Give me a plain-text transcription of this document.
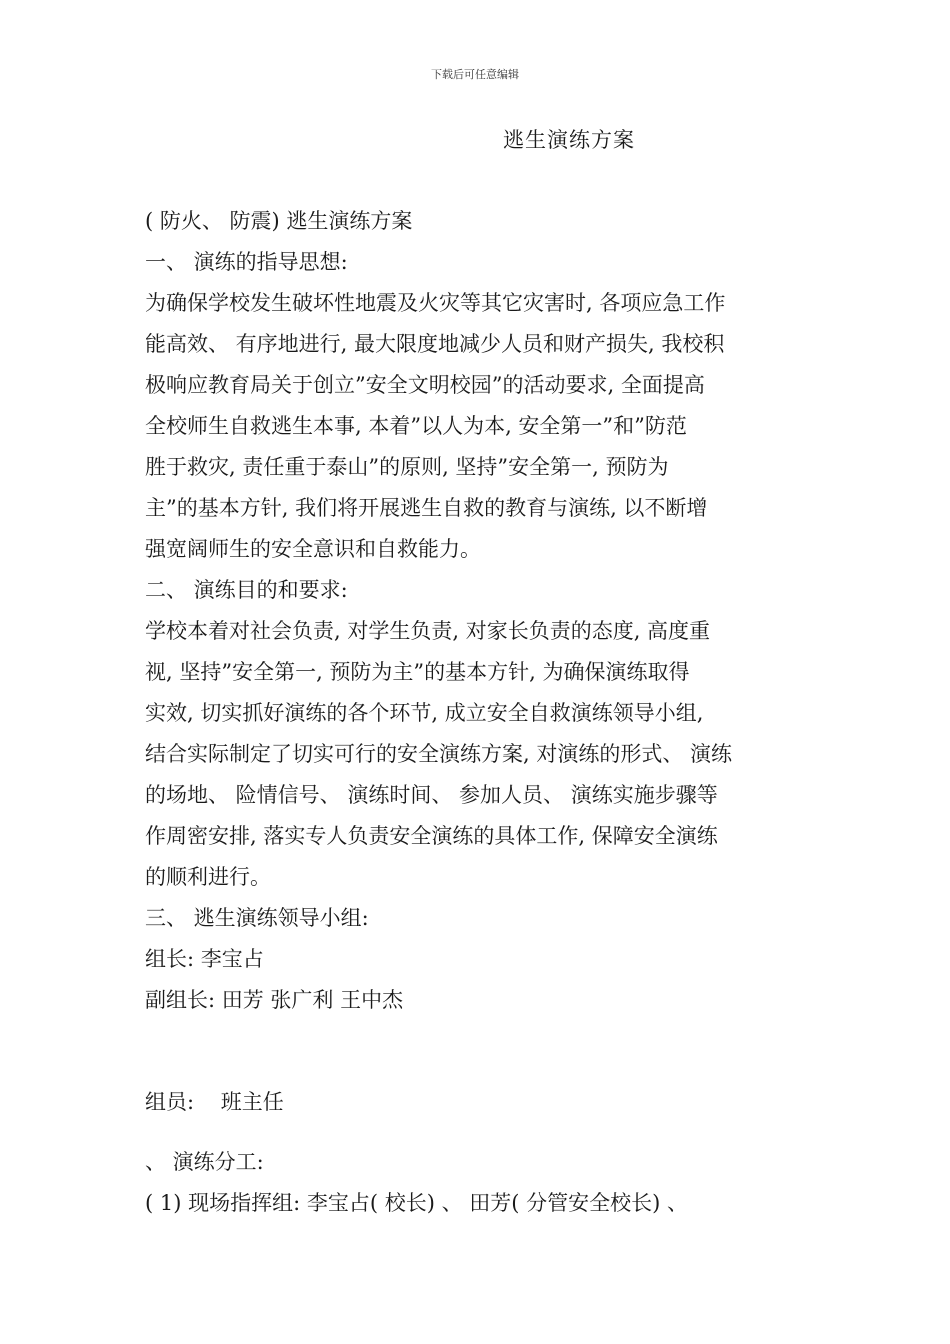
下载后可任意编辑
逃生演练方案
( 防火、 防震) 逃生演练方案
一、 演练的指导思想:
为确保学校发生破坏性地震及火灾等其它灾害时, 各项应急工作
能高效、 有序地进行, 最大限度地减少人员和财产损失, 我校积
极响应教育局关于创立”安全文明校园”的活动要求, 全面提高
全校师生自救逃生本事, 本着”以人为本, 安全第一”和”防范
胜于救灾, 责任重于泰山”的原则, 坚持”安全第一, 预防为
主”的基本方针, 我们将开展逃生自救的教育与演练, 以不断增
强宽阔师生的安全意识和自救能力。
二、 演练目的和要求:
学校本着对社会负责, 对学生负责, 对家长负责的态度, 高度重
视, 坚持”安全第一, 预防为主”的基本方针, 为确保演练取得
实效, 切实抓好演练的各个环节, 成立安全自救演练领导小组,
结合实际制定了切实可行的安全演练方案, 对演练的形式、 演练
的场地、 险情信号、 演练时间、 参加人员、 演练实施步骤等
作周密安排, 落实专人负责安全演练的具体工作, 保障安全演练
的顺利进行。
三、 逃生演练领导小组:
组长: 李宝占
副组长: 田芳 张广利 王中杰
组员:    班主任
、 演练分工:
( 1) 现场指挥组: 李宝占( 校长) 、 田芳( 分管安全校长) 、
_ _ _ _ _ _ _
**What this task involves:**
Retype the whole listing, keeping every line identical and omitting all pictures.

**Exercise response:**
Give me a plain-text transcription of this document.
下载后可任意编辑
逃生演练方案
( 防火、 防震) 逃生演练方案
一、 演练的指导思想:
为确保学校发生破坏性地震及火灾等其它灾害时, 各项应急工作
能高效、 有序地进行, 最大限度地减少人员和财产损失, 我校积
极响应教育局关于创立”安全文明校园”的活动要求, 全面提高
全校师生自救逃生本事, 本着”以人为本, 安全第一”和”防范
胜于救灾, 责任重于泰山”的原则, 坚持”安全第一, 预防为
主”的基本方针, 我们将开展逃生自救的教育与演练, 以不断增
强宽阔师生的安全意识和自救能力。
二、 演练目的和要求:
学校本着对社会负责, 对学生负责, 对家长负责的态度, 高度重
视, 坚持”安全第一, 预防为主”的基本方针, 为确保演练取得
实效, 切实抓好演练的各个环节, 成立安全自救演练领导小组,
结合实际制定了切实可行的安全演练方案, 对演练的形式、 演练
的场地、 险情信号、 演练时间、 参加人员、 演练实施步骤等
作周密安排, 落实专人负责安全演练的具体工作, 保障安全演练
的顺利进行。
三、 逃生演练领导小组:
组长: 李宝占
副组长: 田芳 张广利 王中杰
组员:    班主任
、 演练分工:
( 1) 现场指挥组: 李宝占( 校长) 、 田芳( 分管安全校长) 、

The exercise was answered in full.